→ **Exercise task**
Provide the number of lines containing the word "labels", and nothing else.

→ **Records for the exercise**
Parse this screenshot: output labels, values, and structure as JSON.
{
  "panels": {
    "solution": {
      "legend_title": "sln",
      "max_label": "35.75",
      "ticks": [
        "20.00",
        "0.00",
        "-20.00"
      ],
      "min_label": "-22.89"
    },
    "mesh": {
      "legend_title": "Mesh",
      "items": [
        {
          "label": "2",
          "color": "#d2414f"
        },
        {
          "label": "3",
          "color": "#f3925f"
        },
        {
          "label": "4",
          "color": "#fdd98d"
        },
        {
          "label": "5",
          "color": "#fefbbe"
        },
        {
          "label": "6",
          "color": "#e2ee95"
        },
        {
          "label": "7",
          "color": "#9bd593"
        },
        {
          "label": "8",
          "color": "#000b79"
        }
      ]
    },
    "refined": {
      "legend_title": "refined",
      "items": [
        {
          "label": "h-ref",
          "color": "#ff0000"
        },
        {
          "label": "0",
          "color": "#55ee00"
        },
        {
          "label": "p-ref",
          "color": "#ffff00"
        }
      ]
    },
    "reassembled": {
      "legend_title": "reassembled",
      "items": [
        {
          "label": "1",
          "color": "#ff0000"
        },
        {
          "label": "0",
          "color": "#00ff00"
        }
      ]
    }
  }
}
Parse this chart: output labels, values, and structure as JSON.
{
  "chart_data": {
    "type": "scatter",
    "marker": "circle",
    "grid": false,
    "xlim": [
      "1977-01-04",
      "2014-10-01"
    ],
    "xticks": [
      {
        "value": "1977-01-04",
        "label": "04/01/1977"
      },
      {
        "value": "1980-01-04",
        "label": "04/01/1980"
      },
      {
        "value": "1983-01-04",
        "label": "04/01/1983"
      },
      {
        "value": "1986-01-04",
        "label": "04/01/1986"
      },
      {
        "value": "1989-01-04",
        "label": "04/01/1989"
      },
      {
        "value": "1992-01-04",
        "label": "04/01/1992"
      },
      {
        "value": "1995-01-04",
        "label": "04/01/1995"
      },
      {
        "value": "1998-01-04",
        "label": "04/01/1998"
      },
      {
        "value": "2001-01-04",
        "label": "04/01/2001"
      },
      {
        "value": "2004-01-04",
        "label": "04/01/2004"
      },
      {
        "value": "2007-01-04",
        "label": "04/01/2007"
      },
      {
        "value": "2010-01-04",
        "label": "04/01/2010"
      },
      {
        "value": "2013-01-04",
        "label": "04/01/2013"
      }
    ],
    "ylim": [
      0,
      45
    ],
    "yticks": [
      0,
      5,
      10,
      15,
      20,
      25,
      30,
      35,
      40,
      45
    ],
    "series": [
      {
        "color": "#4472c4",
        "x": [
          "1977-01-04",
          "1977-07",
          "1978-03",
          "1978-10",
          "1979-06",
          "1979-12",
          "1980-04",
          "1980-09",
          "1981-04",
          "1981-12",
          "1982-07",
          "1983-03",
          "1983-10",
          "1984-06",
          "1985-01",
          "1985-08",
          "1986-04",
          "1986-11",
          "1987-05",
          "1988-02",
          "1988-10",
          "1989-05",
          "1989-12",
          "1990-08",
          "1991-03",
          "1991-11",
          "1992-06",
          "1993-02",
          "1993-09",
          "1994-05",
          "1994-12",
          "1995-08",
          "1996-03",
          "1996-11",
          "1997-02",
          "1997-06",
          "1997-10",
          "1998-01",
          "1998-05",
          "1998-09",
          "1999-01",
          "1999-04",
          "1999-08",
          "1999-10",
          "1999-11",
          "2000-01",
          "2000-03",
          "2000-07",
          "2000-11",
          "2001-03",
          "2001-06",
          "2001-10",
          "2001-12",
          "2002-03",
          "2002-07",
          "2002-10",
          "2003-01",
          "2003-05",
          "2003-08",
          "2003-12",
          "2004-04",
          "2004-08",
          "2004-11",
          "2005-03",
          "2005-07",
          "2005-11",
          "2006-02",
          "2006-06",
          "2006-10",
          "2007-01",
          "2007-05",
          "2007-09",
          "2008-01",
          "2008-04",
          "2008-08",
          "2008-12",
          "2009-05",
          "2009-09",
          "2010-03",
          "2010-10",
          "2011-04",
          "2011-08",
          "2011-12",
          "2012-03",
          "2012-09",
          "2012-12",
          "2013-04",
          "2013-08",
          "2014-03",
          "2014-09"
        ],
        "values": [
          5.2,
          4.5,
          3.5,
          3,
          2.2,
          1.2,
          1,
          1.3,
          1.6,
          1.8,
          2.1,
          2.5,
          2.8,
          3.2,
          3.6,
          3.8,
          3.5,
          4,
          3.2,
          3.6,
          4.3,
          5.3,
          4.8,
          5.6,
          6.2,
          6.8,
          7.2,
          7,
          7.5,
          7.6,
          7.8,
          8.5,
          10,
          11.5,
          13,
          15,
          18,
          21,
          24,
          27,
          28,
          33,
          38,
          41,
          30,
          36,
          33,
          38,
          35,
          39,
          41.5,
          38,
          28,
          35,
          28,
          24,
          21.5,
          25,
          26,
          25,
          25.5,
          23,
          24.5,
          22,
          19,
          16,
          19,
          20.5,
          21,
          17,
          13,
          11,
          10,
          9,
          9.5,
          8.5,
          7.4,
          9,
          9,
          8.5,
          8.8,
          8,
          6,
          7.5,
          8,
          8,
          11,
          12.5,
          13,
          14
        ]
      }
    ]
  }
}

→ **Answer below**
2